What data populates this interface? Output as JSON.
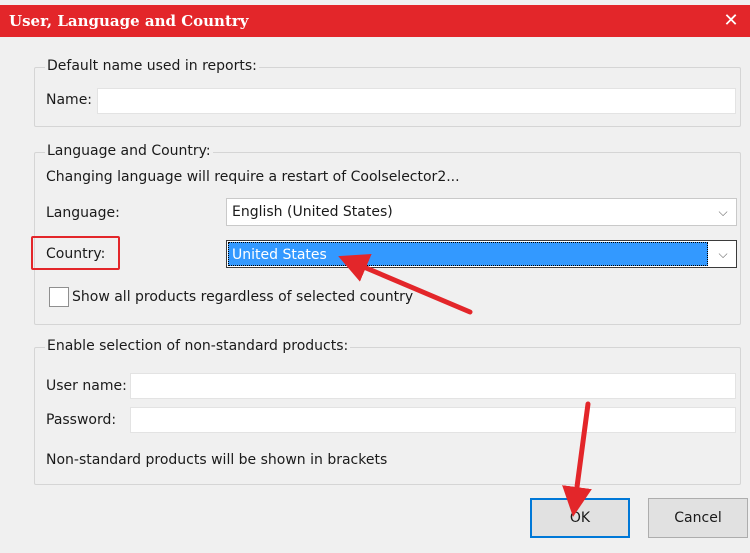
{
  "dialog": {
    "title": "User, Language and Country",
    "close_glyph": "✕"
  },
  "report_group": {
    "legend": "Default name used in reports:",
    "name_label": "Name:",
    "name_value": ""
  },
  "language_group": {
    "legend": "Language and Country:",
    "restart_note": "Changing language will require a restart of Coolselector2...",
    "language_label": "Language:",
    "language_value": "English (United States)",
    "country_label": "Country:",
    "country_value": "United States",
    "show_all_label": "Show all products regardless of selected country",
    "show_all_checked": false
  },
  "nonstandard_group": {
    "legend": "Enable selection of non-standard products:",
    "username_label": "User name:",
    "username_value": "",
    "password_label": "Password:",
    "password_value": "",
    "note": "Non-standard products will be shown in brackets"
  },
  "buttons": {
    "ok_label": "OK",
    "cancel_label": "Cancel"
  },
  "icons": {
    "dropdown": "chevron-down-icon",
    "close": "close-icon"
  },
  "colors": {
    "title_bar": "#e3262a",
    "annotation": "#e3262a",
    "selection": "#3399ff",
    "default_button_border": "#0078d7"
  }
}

------------------------------------

Task to carry out >> Could you repeat all of the material exactly? Pictures should not be copied.

Complete response >>
What data populates this interface? Output as JSON.
{
  "dialog": {
    "title": "User, Language and Country",
    "close_glyph": "✕"
  },
  "report_group": {
    "legend": "Default name used in reports:",
    "name_label": "Name:",
    "name_value": ""
  },
  "language_group": {
    "legend": "Language and Country:",
    "restart_note": "Changing language will require a restart of Coolselector2...",
    "language_label": "Language:",
    "language_value": "English (United States)",
    "country_label": "Country:",
    "country_value": "United States",
    "show_all_label": "Show all products regardless of selected country",
    "show_all_checked": false
  },
  "nonstandard_group": {
    "legend": "Enable selection of non-standard products:",
    "username_label": "User name:",
    "username_value": "",
    "password_label": "Password:",
    "password_value": "",
    "note": "Non-standard products will be shown in brackets"
  },
  "buttons": {
    "ok_label": "OK",
    "cancel_label": "Cancel"
  },
  "icons": {
    "dropdown": "chevron-down-icon",
    "close": "close-icon"
  },
  "colors": {
    "title_bar": "#e3262a",
    "annotation": "#e3262a",
    "selection": "#3399ff",
    "default_button_border": "#0078d7"
  }
}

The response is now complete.